WORK REQUIRED:
Transcribe every entry word for word, leaving out all images.

ITEMS:
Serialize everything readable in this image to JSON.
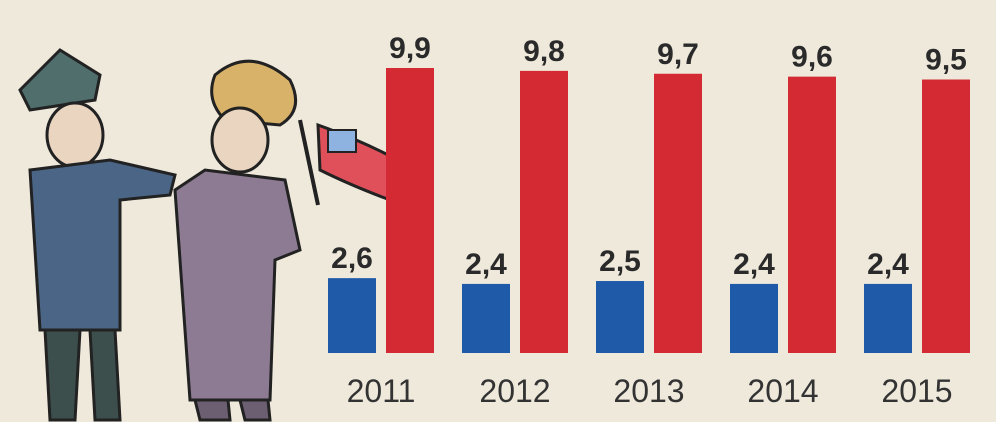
{
  "chart_data": {
    "type": "bar",
    "categories": [
      "2011",
      "2012",
      "2013",
      "2014",
      "2015"
    ],
    "series": [
      {
        "color": "#1f5aa8",
        "values": [
          2.6,
          2.4,
          2.5,
          2.4,
          2.4
        ],
        "value_labels": [
          "2,6",
          "2,4",
          "2,5",
          "2,4",
          "2,4"
        ]
      },
      {
        "color": "#d42a33",
        "values": [
          9.9,
          9.8,
          9.7,
          9.6,
          9.5
        ],
        "value_labels": [
          "9,9",
          "9,8",
          "9,7",
          "9,6",
          "9,5"
        ]
      }
    ]
  }
}
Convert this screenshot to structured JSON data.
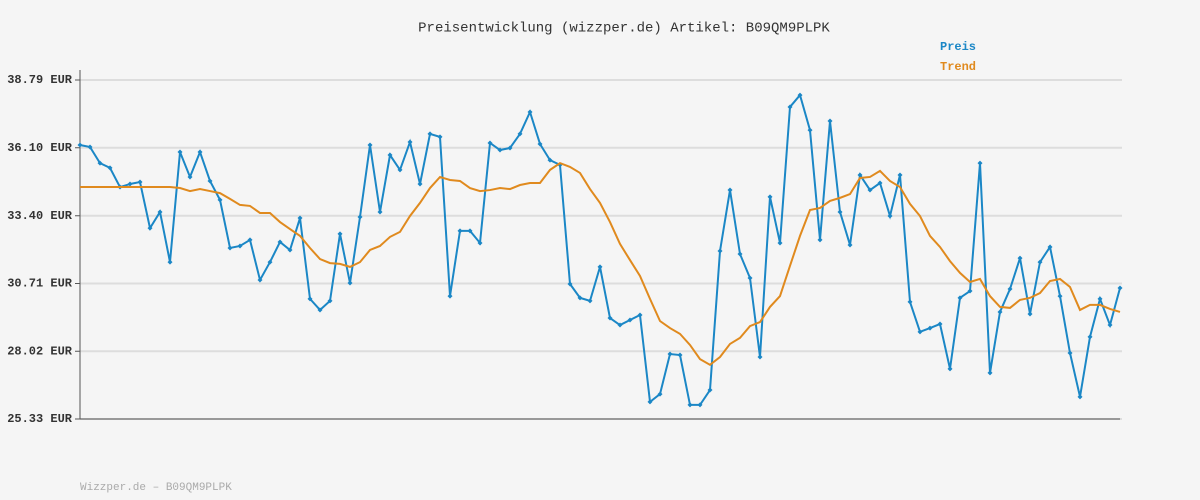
{
  "chart_data": {
    "type": "line",
    "title": "Preisentwicklung (wizzper.de) Artikel: B09QM9PLPK",
    "footer": "Wizzper.de – B09QM9PLPK",
    "ylim": [
      25.33,
      38.79
    ],
    "yticks": [
      {
        "value": 25.33,
        "label": "25.33 EUR"
      },
      {
        "value": 28.02,
        "label": "28.02 EUR"
      },
      {
        "value": 30.71,
        "label": "30.71 EUR"
      },
      {
        "value": 33.4,
        "label": "33.40 EUR"
      },
      {
        "value": 36.1,
        "label": "36.10 EUR"
      },
      {
        "value": 38.79,
        "label": "38.79 EUR"
      }
    ],
    "grid": true,
    "series": [
      {
        "name": "Preis",
        "color": "#1b87c6",
        "markers": true,
        "values": [
          36.21,
          36.13,
          35.49,
          35.3,
          34.54,
          34.66,
          34.74,
          32.91,
          33.55,
          31.56,
          35.93,
          34.94,
          35.93,
          34.78,
          34.03,
          32.12,
          32.2,
          32.44,
          30.85,
          31.56,
          32.36,
          32.04,
          33.31,
          30.1,
          29.66,
          30.02,
          32.68,
          30.73,
          33.35,
          36.21,
          33.55,
          35.81,
          35.22,
          36.33,
          34.66,
          36.65,
          36.53,
          30.21,
          32.8,
          32.8,
          32.32,
          36.29,
          36.01,
          36.09,
          36.65,
          37.52,
          36.25,
          35.61,
          35.42,
          30.69,
          30.14,
          30.02,
          31.37,
          29.34,
          29.06,
          29.26,
          29.46,
          26.01,
          26.32,
          27.91,
          27.87,
          25.89,
          25.89,
          26.48,
          32.0,
          34.42,
          31.88,
          30.93,
          27.79,
          34.15,
          32.32,
          37.72,
          38.19,
          36.8,
          32.44,
          37.16,
          33.55,
          32.24,
          35.02,
          34.42,
          34.7,
          33.39,
          35.02,
          29.98,
          28.79,
          28.94,
          29.1,
          27.32,
          30.14,
          30.41,
          35.49,
          27.16,
          29.58,
          30.49,
          31.72,
          29.5,
          31.56,
          32.16,
          30.21,
          27.95,
          26.21,
          28.59,
          30.1,
          29.06,
          30.53
        ]
      },
      {
        "name": "Trend",
        "color": "#e08a1e",
        "markers": false,
        "values": [
          34.54,
          34.54,
          34.54,
          34.54,
          34.54,
          34.54,
          34.54,
          34.54,
          34.54,
          34.54,
          34.5,
          34.38,
          34.46,
          34.38,
          34.3,
          34.07,
          33.83,
          33.79,
          33.51,
          33.51,
          33.15,
          32.87,
          32.6,
          32.12,
          31.68,
          31.52,
          31.49,
          31.37,
          31.56,
          32.04,
          32.2,
          32.56,
          32.76,
          33.39,
          33.91,
          34.5,
          34.94,
          34.82,
          34.78,
          34.5,
          34.38,
          34.42,
          34.5,
          34.46,
          34.62,
          34.7,
          34.7,
          35.22,
          35.49,
          35.34,
          35.1,
          34.46,
          33.91,
          33.15,
          32.28,
          31.64,
          31.01,
          30.1,
          29.22,
          28.94,
          28.71,
          28.27,
          27.71,
          27.48,
          27.79,
          28.31,
          28.55,
          29.02,
          29.18,
          29.78,
          30.21,
          31.41,
          32.6,
          33.63,
          33.71,
          33.99,
          34.11,
          34.26,
          34.9,
          34.94,
          35.18,
          34.78,
          34.54,
          33.87,
          33.39,
          32.6,
          32.16,
          31.6,
          31.13,
          30.77,
          30.89,
          30.21,
          29.78,
          29.74,
          30.06,
          30.14,
          30.33,
          30.81,
          30.89,
          30.57,
          29.66,
          29.86,
          29.86,
          29.7,
          29.58
        ]
      }
    ]
  }
}
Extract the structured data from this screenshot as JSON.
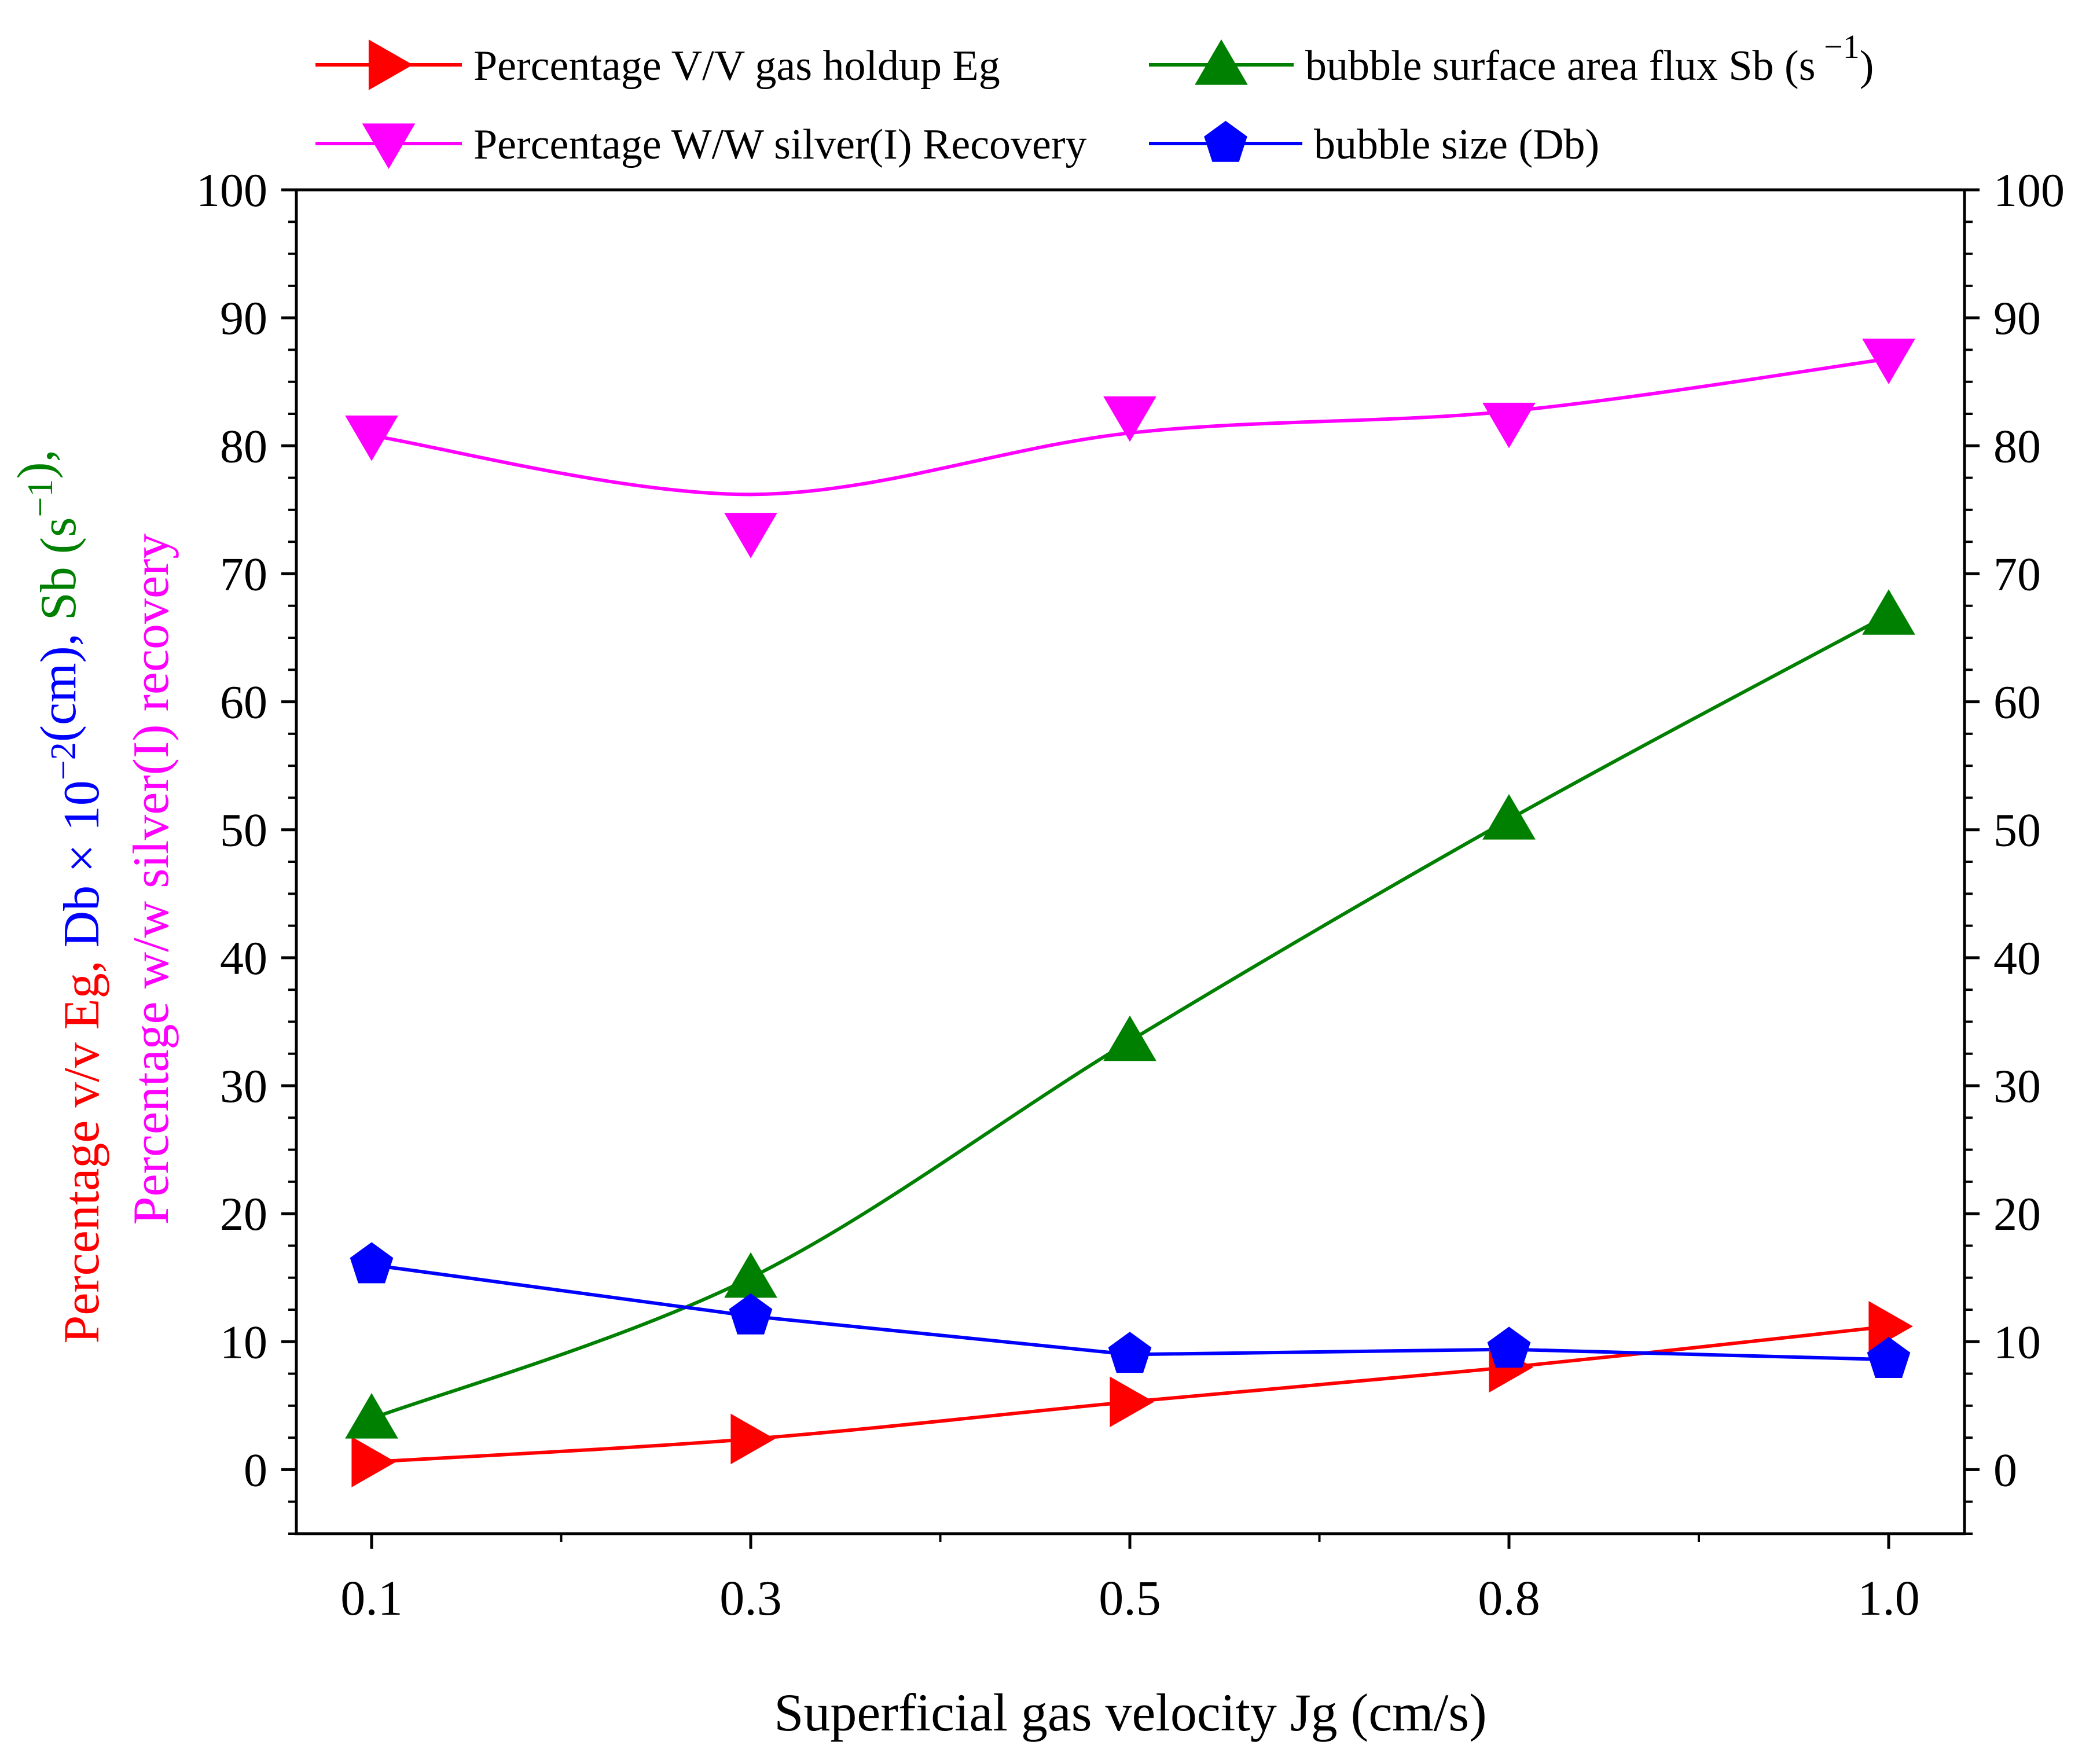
{
  "chart_data": {
    "type": "line",
    "title": "",
    "xlabel": "Superficial gas velocity Jg (cm/s)",
    "ylabel_parts": [
      {
        "text": "Percentage  v/v Eg, ",
        "color": "#ff0000",
        "line": 1
      },
      {
        "text": "Db × 10",
        "color": "#0000ff",
        "line": 1
      },
      {
        "text": "−2",
        "color": "#0000ff",
        "line": 1,
        "sup": true
      },
      {
        "text": "(cm), ",
        "color": "#0000ff",
        "line": 1
      },
      {
        "text": "Sb (s",
        "color": "#008000",
        "line": 1
      },
      {
        "text": "−1",
        "color": "#008000",
        "line": 1,
        "sup": true
      },
      {
        "text": "),",
        "color": "#008000",
        "line": 1
      },
      {
        "text": "Percentage w/w silver(I) recovery",
        "color": "#ff00ff",
        "line": 2
      }
    ],
    "categories": [
      "0.1",
      "0.3",
      "0.5",
      "0.8",
      "1.0"
    ],
    "ylim": [
      -5,
      100
    ],
    "y_ticks": [
      0,
      10,
      20,
      30,
      40,
      50,
      60,
      70,
      80,
      90,
      100
    ],
    "right_axis_ticks": [
      0,
      10,
      20,
      30,
      40,
      50,
      60,
      70,
      80,
      90,
      100
    ],
    "legend_position": "top",
    "series": [
      {
        "name": "Percentage V/V gas holdup Eg",
        "color": "#ff0000",
        "marker": "triangle-right",
        "values": [
          0.6,
          2.4,
          5.3,
          8.0,
          11.2
        ],
        "curve": "smooth"
      },
      {
        "name": "bubble surface area flux Sb (s",
        "name_sup": "−1",
        "name_suffix": ")",
        "color": "#008000",
        "marker": "triangle-up",
        "values": [
          4.0,
          15.0,
          33.5,
          50.8,
          66.8
        ],
        "curve": "smooth"
      },
      {
        "name": "Percentage W/W silver(I) Recovery",
        "color": "#ff00ff",
        "marker": "triangle-down",
        "values": [
          80.8,
          73.2,
          82.3,
          81.8,
          86.8
        ],
        "curve": "fit",
        "fit_values": [
          80.8,
          76.2,
          81.0,
          82.7,
          86.8
        ]
      },
      {
        "name": "bubble size (Db)",
        "color": "#0000ff",
        "marker": "pentagon",
        "values": [
          16.0,
          12.0,
          9.0,
          9.4,
          8.6
        ],
        "curve": "linear"
      }
    ]
  }
}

WRITTEN SOLUTION:
Serialize everything readable in this image to JSON.
{
  "chart_data": {
    "type": "bar",
    "categories": [
      "2011",
      "2012",
      "2013",
      "2014",
      "2015"
    ],
    "series": [
      {
        "color": "#1f5aa8",
        "values": [
          2.6,
          2.4,
          2.5,
          2.4,
          2.4
        ],
        "value_labels": [
          "2,6",
          "2,4",
          "2,5",
          "2,4",
          "2,4"
        ]
      },
      {
        "color": "#d42a33",
        "values": [
          9.9,
          9.8,
          9.7,
          9.6,
          9.5
        ],
        "value_labels": [
          "9,9",
          "9,8",
          "9,7",
          "9,6",
          "9,5"
        ]
      }
    ]
  }
}
Convert this screenshot to structured JSON data.
{
  "chart_data": {
    "type": "line",
    "title": "Preisentwicklung (wizzper.de) Artikel: B09QM9PLPK",
    "footer": "Wizzper.de – B09QM9PLPK",
    "ylim": [
      25.33,
      38.79
    ],
    "yticks": [
      {
        "value": 25.33,
        "label": "25.33 EUR"
      },
      {
        "value": 28.02,
        "label": "28.02 EUR"
      },
      {
        "value": 30.71,
        "label": "30.71 EUR"
      },
      {
        "value": 33.4,
        "label": "33.40 EUR"
      },
      {
        "value": 36.1,
        "label": "36.10 EUR"
      },
      {
        "value": 38.79,
        "label": "38.79 EUR"
      }
    ],
    "grid": true,
    "series": [
      {
        "name": "Preis",
        "color": "#1b87c6",
        "markers": true,
        "values": [
          36.21,
          36.13,
          35.49,
          35.3,
          34.54,
          34.66,
          34.74,
          32.91,
          33.55,
          31.56,
          35.93,
          34.94,
          35.93,
          34.78,
          34.03,
          32.12,
          32.2,
          32.44,
          30.85,
          31.56,
          32.36,
          32.04,
          33.31,
          30.1,
          29.66,
          30.02,
          32.68,
          30.73,
          33.35,
          36.21,
          33.55,
          35.81,
          35.22,
          36.33,
          34.66,
          36.65,
          36.53,
          30.21,
          32.8,
          32.8,
          32.32,
          36.29,
          36.01,
          36.09,
          36.65,
          37.52,
          36.25,
          35.61,
          35.42,
          30.69,
          30.14,
          30.02,
          31.37,
          29.34,
          29.06,
          29.26,
          29.46,
          26.01,
          26.32,
          27.91,
          27.87,
          25.89,
          25.89,
          26.48,
          32.0,
          34.42,
          31.88,
          30.93,
          27.79,
          34.15,
          32.32,
          37.72,
          38.19,
          36.8,
          32.44,
          37.16,
          33.55,
          32.24,
          35.02,
          34.42,
          34.7,
          33.39,
          35.02,
          29.98,
          28.79,
          28.94,
          29.1,
          27.32,
          30.14,
          30.41,
          35.49,
          27.16,
          29.58,
          30.49,
          31.72,
          29.5,
          31.56,
          32.16,
          30.21,
          27.95,
          26.21,
          28.59,
          30.1,
          29.06,
          30.53
        ]
      },
      {
        "name": "Trend",
        "color": "#e08a1e",
        "markers": false,
        "values": [
          34.54,
          34.54,
          34.54,
          34.54,
          34.54,
          34.54,
          34.54,
          34.54,
          34.54,
          34.54,
          34.5,
          34.38,
          34.46,
          34.38,
          34.3,
          34.07,
          33.83,
          33.79,
          33.51,
          33.51,
          33.15,
          32.87,
          32.6,
          32.12,
          31.68,
          31.52,
          31.49,
          31.37,
          31.56,
          32.04,
          32.2,
          32.56,
          32.76,
          33.39,
          33.91,
          34.5,
          34.94,
          34.82,
          34.78,
          34.5,
          34.38,
          34.42,
          34.5,
          34.46,
          34.62,
          34.7,
          34.7,
          35.22,
          35.49,
          35.34,
          35.1,
          34.46,
          33.91,
          33.15,
          32.28,
          31.64,
          31.01,
          30.1,
          29.22,
          28.94,
          28.71,
          28.27,
          27.71,
          27.48,
          27.79,
          28.31,
          28.55,
          29.02,
          29.18,
          29.78,
          30.21,
          31.41,
          32.6,
          33.63,
          33.71,
          33.99,
          34.11,
          34.26,
          34.9,
          34.94,
          35.18,
          34.78,
          34.54,
          33.87,
          33.39,
          32.6,
          32.16,
          31.6,
          31.13,
          30.77,
          30.89,
          30.21,
          29.78,
          29.74,
          30.06,
          30.14,
          30.33,
          30.81,
          30.89,
          30.57,
          29.66,
          29.86,
          29.86,
          29.7,
          29.58
        ]
      }
    ]
  }
}
Extract the structured data from this screenshot as JSON.
{
  "chart_data": {
    "type": "line",
    "title": "",
    "xlabel": "Superficial gas velocity Jg (cm/s)",
    "ylabel_parts": [
      {
        "text": "Percentage  v/v Eg, ",
        "color": "#ff0000",
        "line": 1
      },
      {
        "text": "Db × 10",
        "color": "#0000ff",
        "line": 1
      },
      {
        "text": "−2",
        "color": "#0000ff",
        "line": 1,
        "sup": true
      },
      {
        "text": "(cm), ",
        "color": "#0000ff",
        "line": 1
      },
      {
        "text": "Sb (s",
        "color": "#008000",
        "line": 1
      },
      {
        "text": "−1",
        "color": "#008000",
        "line": 1,
        "sup": true
      },
      {
        "text": "),",
        "color": "#008000",
        "line": 1
      },
      {
        "text": "Percentage w/w silver(I) recovery",
        "color": "#ff00ff",
        "line": 2
      }
    ],
    "categories": [
      "0.1",
      "0.3",
      "0.5",
      "0.8",
      "1.0"
    ],
    "ylim": [
      -5,
      100
    ],
    "y_ticks": [
      0,
      10,
      20,
      30,
      40,
      50,
      60,
      70,
      80,
      90,
      100
    ],
    "right_axis_ticks": [
      0,
      10,
      20,
      30,
      40,
      50,
      60,
      70,
      80,
      90,
      100
    ],
    "legend_position": "top",
    "series": [
      {
        "name": "Percentage V/V gas holdup Eg",
        "color": "#ff0000",
        "marker": "triangle-right",
        "values": [
          0.6,
          2.4,
          5.3,
          8.0,
          11.2
        ],
        "curve": "smooth"
      },
      {
        "name": "bubble surface area flux Sb (s",
        "name_sup": "−1",
        "name_suffix": ")",
        "color": "#008000",
        "marker": "triangle-up",
        "values": [
          4.0,
          15.0,
          33.5,
          50.8,
          66.8
        ],
        "curve": "smooth"
      },
      {
        "name": "Percentage W/W silver(I) Recovery",
        "color": "#ff00ff",
        "marker": "triangle-down",
        "values": [
          80.8,
          73.2,
          82.3,
          81.8,
          86.8
        ],
        "curve": "fit",
        "fit_values": [
          80.8,
          76.2,
          81.0,
          82.7,
          86.8
        ]
      },
      {
        "name": "bubble size (Db)",
        "color": "#0000ff",
        "marker": "pentagon",
        "values": [
          16.0,
          12.0,
          9.0,
          9.4,
          8.6
        ],
        "curve": "linear"
      }
    ]
  }
}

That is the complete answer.